Given request =>
Copy every entry word for word. Skip the pictures.

Data for processing =>
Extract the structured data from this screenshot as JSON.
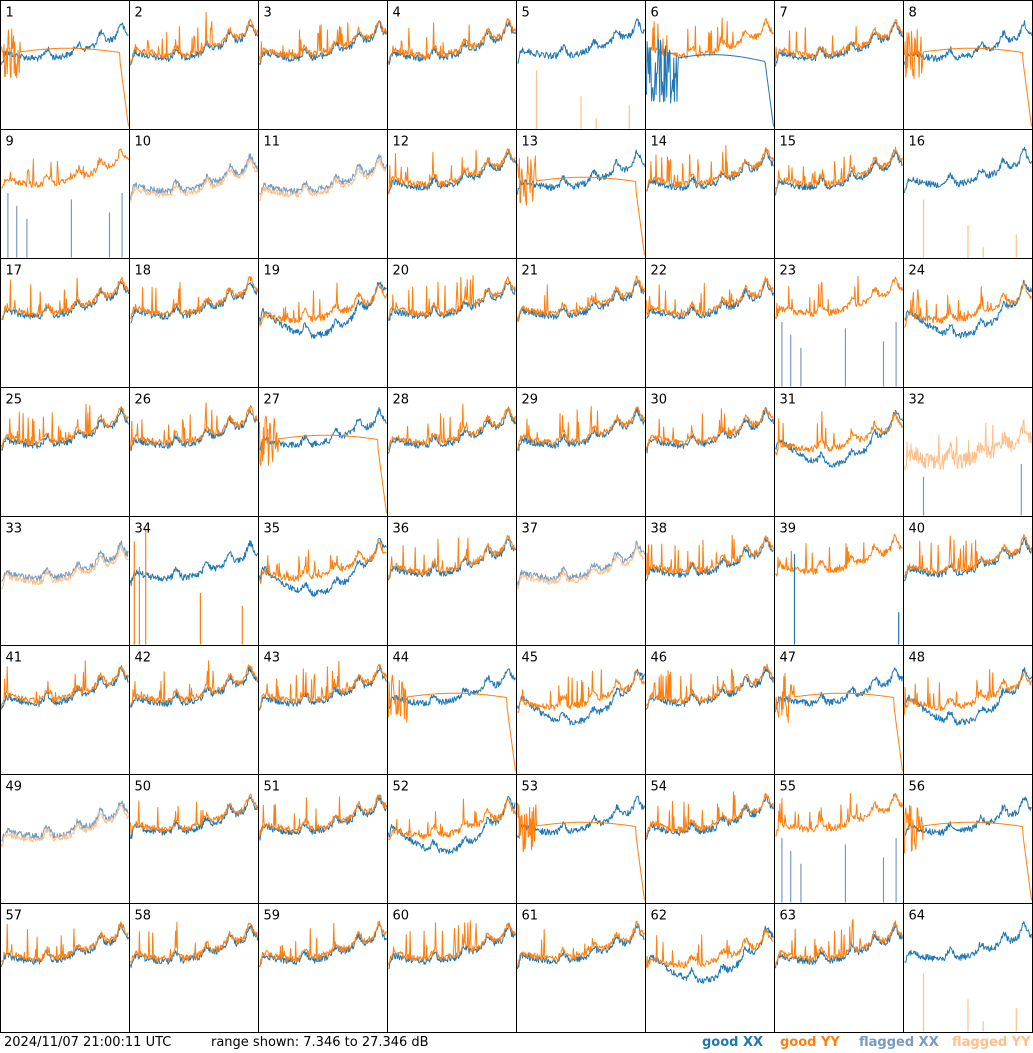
{
  "chart_data": {
    "type": "line",
    "grid": {
      "rows": 8,
      "cols": 8
    },
    "panels": [
      1,
      2,
      3,
      4,
      5,
      6,
      7,
      8,
      9,
      10,
      11,
      12,
      13,
      14,
      15,
      16,
      17,
      18,
      19,
      20,
      21,
      22,
      23,
      24,
      25,
      26,
      27,
      28,
      29,
      30,
      31,
      32,
      33,
      34,
      35,
      36,
      37,
      38,
      39,
      40,
      41,
      42,
      43,
      44,
      45,
      46,
      47,
      48,
      49,
      50,
      51,
      52,
      53,
      54,
      55,
      56,
      57,
      58,
      59,
      60,
      61,
      62,
      63,
      64
    ],
    "ylim_db": [
      7.346,
      27.346
    ],
    "series": [
      {
        "name": "good XX",
        "color": "#1f77b4"
      },
      {
        "name": "good YY",
        "color": "#ff7f0e"
      },
      {
        "name": "flagged XX",
        "color": "#7a9bbb"
      },
      {
        "name": "flagged YY",
        "color": "#ffbf8a"
      }
    ],
    "panel_style": {
      "normal": [
        2,
        3,
        4,
        7,
        12,
        14,
        15,
        17,
        18,
        20,
        21,
        22,
        25,
        26,
        28,
        29,
        30,
        36,
        38,
        40,
        41,
        42,
        43,
        46,
        50,
        51,
        54,
        57,
        58,
        59,
        60,
        61,
        63
      ],
      "yy_rolloff": [
        1,
        8,
        13,
        27,
        44,
        47,
        53,
        56
      ],
      "xx_rolloff": [
        6
      ],
      "yy_flagged_spikes": [
        5,
        16,
        64
      ],
      "xx_flagged_spikes": [
        9,
        23,
        55
      ],
      "yy_spikes": [
        34
      ],
      "xx_spike_single": [
        39
      ],
      "both_flagged": [
        10,
        11,
        33,
        37,
        49
      ],
      "all_flagged_yy": [
        32
      ],
      "xx_dip": [
        19,
        24,
        31,
        35,
        45,
        48,
        52,
        62
      ]
    }
  },
  "footer": {
    "timestamp": "2024/11/07 21:00:11 UTC",
    "range": "range shown: 7.346 to 27.346 dB",
    "legend": {
      "good_xx": "good XX",
      "good_yy": "good YY",
      "flagged_xx": "flagged XX",
      "flagged_yy": "flagged YY"
    }
  }
}
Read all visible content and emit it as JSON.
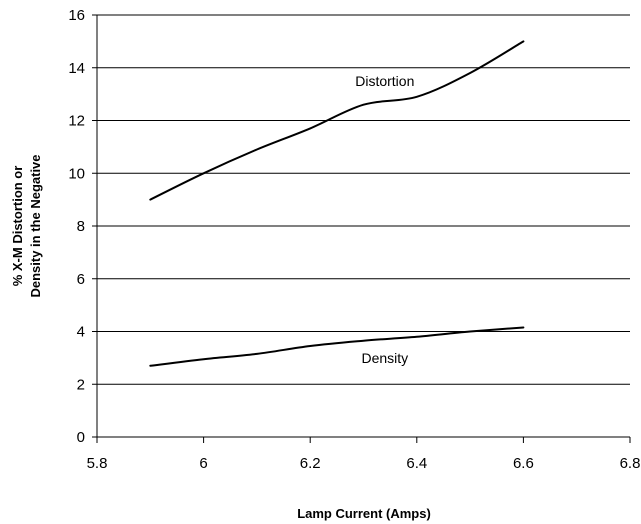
{
  "chart_data": {
    "type": "line",
    "title": "",
    "xlabel": "Lamp Current (Amps)",
    "ylabel_lines": [
      "% X-M Distortion or",
      "Density in the Negative"
    ],
    "xlim": [
      5.8,
      6.8
    ],
    "ylim": [
      0,
      16
    ],
    "x_ticks": [
      5.8,
      6,
      6.2,
      6.4,
      6.6,
      6.8
    ],
    "x_tick_labels": [
      "5.8",
      "6",
      "6.2",
      "6.4",
      "6.6",
      "6.8"
    ],
    "y_ticks": [
      0,
      2,
      4,
      6,
      8,
      10,
      12,
      14,
      16
    ],
    "y_tick_labels": [
      "0",
      "2",
      "4",
      "6",
      "8",
      "10",
      "12",
      "14",
      "16"
    ],
    "grid": "horizontal",
    "legend": "none",
    "series": [
      {
        "name": "Distortion",
        "color": "#000000",
        "x": [
          5.9,
          6.0,
          6.1,
          6.2,
          6.3,
          6.4,
          6.5,
          6.6
        ],
        "y": [
          9.0,
          10.0,
          10.9,
          11.7,
          12.6,
          12.9,
          13.8,
          15.0
        ]
      },
      {
        "name": "Density",
        "color": "#000000",
        "x": [
          5.9,
          6.0,
          6.1,
          6.2,
          6.3,
          6.4,
          6.5,
          6.6
        ],
        "y": [
          2.7,
          2.95,
          3.15,
          3.45,
          3.65,
          3.8,
          4.0,
          4.15
        ]
      }
    ],
    "annotations": [
      {
        "text": "Distortion",
        "x": 6.34,
        "y": 13.3
      },
      {
        "text": "Density",
        "x": 6.34,
        "y": 2.8
      }
    ]
  }
}
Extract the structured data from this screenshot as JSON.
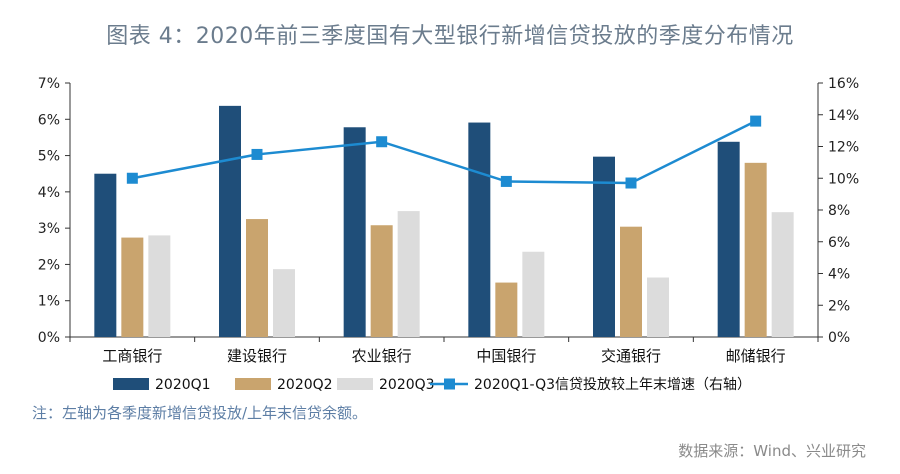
{
  "title": "图表 4：2020年前三季度国有大型银行新增信贷投放的季度分布情况",
  "note": "注：左轴为各季度新增信贷投放/上年末信贷余额。",
  "source": "数据来源：Wind、兴业研究",
  "colors": {
    "q1": "#1f4e79",
    "q2": "#c9a46e",
    "q3": "#dcdcdc",
    "line": "#1d8bd1",
    "axis": "#333333"
  },
  "chart_data": {
    "type": "bar",
    "categories": [
      "工商银行",
      "建设银行",
      "农业银行",
      "中国银行",
      "交通银行",
      "邮储银行"
    ],
    "series": [
      {
        "name": "2020Q1",
        "axis": "left",
        "type": "bar",
        "values": [
          4.5,
          6.37,
          5.78,
          5.91,
          4.97,
          5.38
        ]
      },
      {
        "name": "2020Q2",
        "axis": "left",
        "type": "bar",
        "values": [
          2.74,
          3.25,
          3.08,
          1.5,
          3.04,
          4.8
        ]
      },
      {
        "name": "2020Q3",
        "axis": "left",
        "type": "bar",
        "values": [
          2.8,
          1.87,
          3.47,
          2.35,
          1.64,
          3.44
        ]
      },
      {
        "name": "2020Q1-Q3信贷投放较上年末增速（右轴）",
        "axis": "right",
        "type": "line",
        "values": [
          10.0,
          11.5,
          12.3,
          9.8,
          9.7,
          13.6
        ]
      }
    ],
    "left_axis": {
      "min": 0,
      "max": 7,
      "ticks": [
        "0%",
        "1%",
        "2%",
        "3%",
        "4%",
        "5%",
        "6%",
        "7%"
      ]
    },
    "right_axis": {
      "min": 0,
      "max": 16,
      "ticks": [
        "0%",
        "2%",
        "4%",
        "6%",
        "8%",
        "10%",
        "12%",
        "14%",
        "16%"
      ]
    },
    "grid": false,
    "legend_position": "bottom"
  }
}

Full response =>
Extract the structured data from this screenshot as JSON.
{
  "chart_data": {
    "type": "line",
    "grid": {
      "rows": 8,
      "cols": 8
    },
    "panels": [
      1,
      2,
      3,
      4,
      5,
      6,
      7,
      8,
      9,
      10,
      11,
      12,
      13,
      14,
      15,
      16,
      17,
      18,
      19,
      20,
      21,
      22,
      23,
      24,
      25,
      26,
      27,
      28,
      29,
      30,
      31,
      32,
      33,
      34,
      35,
      36,
      37,
      38,
      39,
      40,
      41,
      42,
      43,
      44,
      45,
      46,
      47,
      48,
      49,
      50,
      51,
      52,
      53,
      54,
      55,
      56,
      57,
      58,
      59,
      60,
      61,
      62,
      63,
      64
    ],
    "ylim_db": [
      7.346,
      27.346
    ],
    "series": [
      {
        "name": "good XX",
        "color": "#1f77b4"
      },
      {
        "name": "good YY",
        "color": "#ff7f0e"
      },
      {
        "name": "flagged XX",
        "color": "#7a9bbb"
      },
      {
        "name": "flagged YY",
        "color": "#ffbf8a"
      }
    ],
    "panel_style": {
      "normal": [
        2,
        3,
        4,
        7,
        12,
        14,
        15,
        17,
        18,
        20,
        21,
        22,
        25,
        26,
        28,
        29,
        30,
        36,
        38,
        40,
        41,
        42,
        43,
        46,
        50,
        51,
        54,
        57,
        58,
        59,
        60,
        61,
        63
      ],
      "yy_rolloff": [
        1,
        8,
        13,
        27,
        44,
        47,
        53,
        56
      ],
      "xx_rolloff": [
        6
      ],
      "yy_flagged_spikes": [
        5,
        16,
        64
      ],
      "xx_flagged_spikes": [
        9,
        23,
        55
      ],
      "yy_spikes": [
        34
      ],
      "xx_spike_single": [
        39
      ],
      "both_flagged": [
        10,
        11,
        33,
        37,
        49
      ],
      "all_flagged_yy": [
        32
      ],
      "xx_dip": [
        19,
        24,
        31,
        35,
        45,
        48,
        52,
        62
      ]
    }
  },
  "footer": {
    "timestamp": "2024/11/07 21:00:11 UTC",
    "range": "range shown: 7.346 to 27.346 dB",
    "legend": {
      "good_xx": "good XX",
      "good_yy": "good YY",
      "flagged_xx": "flagged XX",
      "flagged_yy": "flagged YY"
    }
  }
}
Read all visible content and emit it as JSON.
{
  "chart_data": {
    "type": "line",
    "title": "",
    "xlabel": "Lamp Current (Amps)",
    "ylabel_lines": [
      "% X-M Distortion or",
      "Density in the Negative"
    ],
    "xlim": [
      5.8,
      6.8
    ],
    "ylim": [
      0,
      16
    ],
    "x_ticks": [
      5.8,
      6,
      6.2,
      6.4,
      6.6,
      6.8
    ],
    "x_tick_labels": [
      "5.8",
      "6",
      "6.2",
      "6.4",
      "6.6",
      "6.8"
    ],
    "y_ticks": [
      0,
      2,
      4,
      6,
      8,
      10,
      12,
      14,
      16
    ],
    "y_tick_labels": [
      "0",
      "2",
      "4",
      "6",
      "8",
      "10",
      "12",
      "14",
      "16"
    ],
    "grid": "horizontal",
    "legend": "none",
    "series": [
      {
        "name": "Distortion",
        "color": "#000000",
        "x": [
          5.9,
          6.0,
          6.1,
          6.2,
          6.3,
          6.4,
          6.5,
          6.6
        ],
        "y": [
          9.0,
          10.0,
          10.9,
          11.7,
          12.6,
          12.9,
          13.8,
          15.0
        ]
      },
      {
        "name": "Density",
        "color": "#000000",
        "x": [
          5.9,
          6.0,
          6.1,
          6.2,
          6.3,
          6.4,
          6.5,
          6.6
        ],
        "y": [
          2.7,
          2.95,
          3.15,
          3.45,
          3.65,
          3.8,
          4.0,
          4.15
        ]
      }
    ],
    "annotations": [
      {
        "text": "Distortion",
        "x": 6.34,
        "y": 13.3
      },
      {
        "text": "Density",
        "x": 6.34,
        "y": 2.8
      }
    ]
  }
}
Extract the structured data from this screenshot as JSON.
{
  "title": "图表 4：2020年前三季度国有大型银行新增信贷投放的季度分布情况",
  "note": "注：左轴为各季度新增信贷投放/上年末信贷余额。",
  "source": "数据来源：Wind、兴业研究",
  "colors": {
    "q1": "#1f4e79",
    "q2": "#c9a46e",
    "q3": "#dcdcdc",
    "line": "#1d8bd1",
    "axis": "#333333"
  },
  "chart_data": {
    "type": "bar",
    "categories": [
      "工商银行",
      "建设银行",
      "农业银行",
      "中国银行",
      "交通银行",
      "邮储银行"
    ],
    "series": [
      {
        "name": "2020Q1",
        "axis": "left",
        "type": "bar",
        "values": [
          4.5,
          6.37,
          5.78,
          5.91,
          4.97,
          5.38
        ]
      },
      {
        "name": "2020Q2",
        "axis": "left",
        "type": "bar",
        "values": [
          2.74,
          3.25,
          3.08,
          1.5,
          3.04,
          4.8
        ]
      },
      {
        "name": "2020Q3",
        "axis": "left",
        "type": "bar",
        "values": [
          2.8,
          1.87,
          3.47,
          2.35,
          1.64,
          3.44
        ]
      },
      {
        "name": "2020Q1-Q3信贷投放较上年末增速（右轴）",
        "axis": "right",
        "type": "line",
        "values": [
          10.0,
          11.5,
          12.3,
          9.8,
          9.7,
          13.6
        ]
      }
    ],
    "left_axis": {
      "min": 0,
      "max": 7,
      "ticks": [
        "0%",
        "1%",
        "2%",
        "3%",
        "4%",
        "5%",
        "6%",
        "7%"
      ]
    },
    "right_axis": {
      "min": 0,
      "max": 16,
      "ticks": [
        "0%",
        "2%",
        "4%",
        "6%",
        "8%",
        "10%",
        "12%",
        "14%",
        "16%"
      ]
    },
    "grid": false,
    "legend_position": "bottom"
  }
}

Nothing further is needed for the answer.